▶ _Task instructions_: Copy all records verbatim.

▶ _Provided entries_:
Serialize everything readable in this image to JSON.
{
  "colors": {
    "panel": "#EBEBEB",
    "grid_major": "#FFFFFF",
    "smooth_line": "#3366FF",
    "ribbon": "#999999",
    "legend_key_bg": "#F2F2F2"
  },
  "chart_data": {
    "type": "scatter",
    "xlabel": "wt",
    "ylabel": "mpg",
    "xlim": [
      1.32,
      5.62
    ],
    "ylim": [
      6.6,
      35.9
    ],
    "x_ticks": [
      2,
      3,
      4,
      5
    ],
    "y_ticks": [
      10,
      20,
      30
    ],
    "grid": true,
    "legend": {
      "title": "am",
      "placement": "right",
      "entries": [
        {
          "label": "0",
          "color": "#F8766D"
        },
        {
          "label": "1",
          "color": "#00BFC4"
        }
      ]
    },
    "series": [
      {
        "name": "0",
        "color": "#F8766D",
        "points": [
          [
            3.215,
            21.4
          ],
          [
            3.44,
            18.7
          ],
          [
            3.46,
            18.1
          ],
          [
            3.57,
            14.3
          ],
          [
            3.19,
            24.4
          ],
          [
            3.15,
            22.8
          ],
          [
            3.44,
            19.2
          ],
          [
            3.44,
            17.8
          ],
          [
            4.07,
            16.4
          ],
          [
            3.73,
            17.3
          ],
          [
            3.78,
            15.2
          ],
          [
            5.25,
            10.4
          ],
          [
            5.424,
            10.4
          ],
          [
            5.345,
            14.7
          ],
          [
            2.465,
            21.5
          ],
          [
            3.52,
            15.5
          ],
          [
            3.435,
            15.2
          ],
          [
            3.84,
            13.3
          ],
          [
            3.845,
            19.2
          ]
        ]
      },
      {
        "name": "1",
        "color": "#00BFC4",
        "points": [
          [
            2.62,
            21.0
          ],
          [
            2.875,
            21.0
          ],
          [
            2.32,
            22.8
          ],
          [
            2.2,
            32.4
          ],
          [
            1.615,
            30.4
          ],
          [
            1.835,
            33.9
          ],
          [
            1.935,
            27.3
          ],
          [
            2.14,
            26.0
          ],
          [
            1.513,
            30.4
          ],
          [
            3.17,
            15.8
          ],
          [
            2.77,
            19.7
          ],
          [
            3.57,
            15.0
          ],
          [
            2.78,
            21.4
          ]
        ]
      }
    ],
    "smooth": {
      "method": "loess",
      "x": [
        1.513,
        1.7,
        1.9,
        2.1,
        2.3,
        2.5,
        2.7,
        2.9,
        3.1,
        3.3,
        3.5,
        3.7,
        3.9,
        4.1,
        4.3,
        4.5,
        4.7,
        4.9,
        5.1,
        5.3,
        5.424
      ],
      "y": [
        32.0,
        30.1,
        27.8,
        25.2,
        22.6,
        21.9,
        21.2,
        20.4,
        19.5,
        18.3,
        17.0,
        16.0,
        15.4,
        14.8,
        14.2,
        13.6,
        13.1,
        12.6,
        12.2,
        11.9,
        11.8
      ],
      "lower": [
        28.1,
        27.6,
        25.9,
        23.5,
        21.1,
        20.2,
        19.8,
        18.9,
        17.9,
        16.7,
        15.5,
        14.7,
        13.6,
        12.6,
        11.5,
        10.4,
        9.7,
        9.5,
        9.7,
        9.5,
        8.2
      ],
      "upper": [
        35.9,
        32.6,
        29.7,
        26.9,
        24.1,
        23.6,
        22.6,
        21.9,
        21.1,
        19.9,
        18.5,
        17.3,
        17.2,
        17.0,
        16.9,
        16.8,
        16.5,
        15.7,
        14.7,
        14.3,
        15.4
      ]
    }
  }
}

▶ _Finished task_:
Serialize everything readable in this image to JSON.
{
  "colors": {
    "panel": "#EBEBEB",
    "grid_major": "#FFFFFF",
    "smooth_line": "#3366FF",
    "ribbon": "#999999",
    "legend_key_bg": "#F2F2F2"
  },
  "chart_data": {
    "type": "scatter",
    "xlabel": "wt",
    "ylabel": "mpg",
    "xlim": [
      1.32,
      5.62
    ],
    "ylim": [
      6.6,
      35.9
    ],
    "x_ticks": [
      2,
      3,
      4,
      5
    ],
    "y_ticks": [
      10,
      20,
      30
    ],
    "grid": true,
    "legend": {
      "title": "am",
      "placement": "right",
      "entries": [
        {
          "label": "0",
          "color": "#F8766D"
        },
        {
          "label": "1",
          "color": "#00BFC4"
        }
      ]
    },
    "series": [
      {
        "name": "0",
        "color": "#F8766D",
        "points": [
          [
            3.215,
            21.4
          ],
          [
            3.44,
            18.7
          ],
          [
            3.46,
            18.1
          ],
          [
            3.57,
            14.3
          ],
          [
            3.19,
            24.4
          ],
          [
            3.15,
            22.8
          ],
          [
            3.44,
            19.2
          ],
          [
            3.44,
            17.8
          ],
          [
            4.07,
            16.4
          ],
          [
            3.73,
            17.3
          ],
          [
            3.78,
            15.2
          ],
          [
            5.25,
            10.4
          ],
          [
            5.424,
            10.4
          ],
          [
            5.345,
            14.7
          ],
          [
            2.465,
            21.5
          ],
          [
            3.52,
            15.5
          ],
          [
            3.435,
            15.2
          ],
          [
            3.84,
            13.3
          ],
          [
            3.845,
            19.2
          ]
        ]
      },
      {
        "name": "1",
        "color": "#00BFC4",
        "points": [
          [
            2.62,
            21.0
          ],
          [
            2.875,
            21.0
          ],
          [
            2.32,
            22.8
          ],
          [
            2.2,
            32.4
          ],
          [
            1.615,
            30.4
          ],
          [
            1.835,
            33.9
          ],
          [
            1.935,
            27.3
          ],
          [
            2.14,
            26.0
          ],
          [
            1.513,
            30.4
          ],
          [
            3.17,
            15.8
          ],
          [
            2.77,
            19.7
          ],
          [
            3.57,
            15.0
          ],
          [
            2.78,
            21.4
          ]
        ]
      }
    ],
    "smooth": {
      "method": "loess",
      "x": [
        1.513,
        1.7,
        1.9,
        2.1,
        2.3,
        2.5,
        2.7,
        2.9,
        3.1,
        3.3,
        3.5,
        3.7,
        3.9,
        4.1,
        4.3,
        4.5,
        4.7,
        4.9,
        5.1,
        5.3,
        5.424
      ],
      "y": [
        32.0,
        30.1,
        27.8,
        25.2,
        22.6,
        21.9,
        21.2,
        20.4,
        19.5,
        18.3,
        17.0,
        16.0,
        15.4,
        14.8,
        14.2,
        13.6,
        13.1,
        12.6,
        12.2,
        11.9,
        11.8
      ],
      "lower": [
        28.1,
        27.6,
        25.9,
        23.5,
        21.1,
        20.2,
        19.8,
        18.9,
        17.9,
        16.7,
        15.5,
        14.7,
        13.6,
        12.6,
        11.5,
        10.4,
        9.7,
        9.5,
        9.7,
        9.5,
        8.2
      ],
      "upper": [
        35.9,
        32.6,
        29.7,
        26.9,
        24.1,
        23.6,
        22.6,
        21.9,
        21.1,
        19.9,
        18.5,
        17.3,
        17.2,
        17.0,
        16.9,
        16.8,
        16.5,
        15.7,
        14.7,
        14.3,
        15.4
      ]
    }
  }
}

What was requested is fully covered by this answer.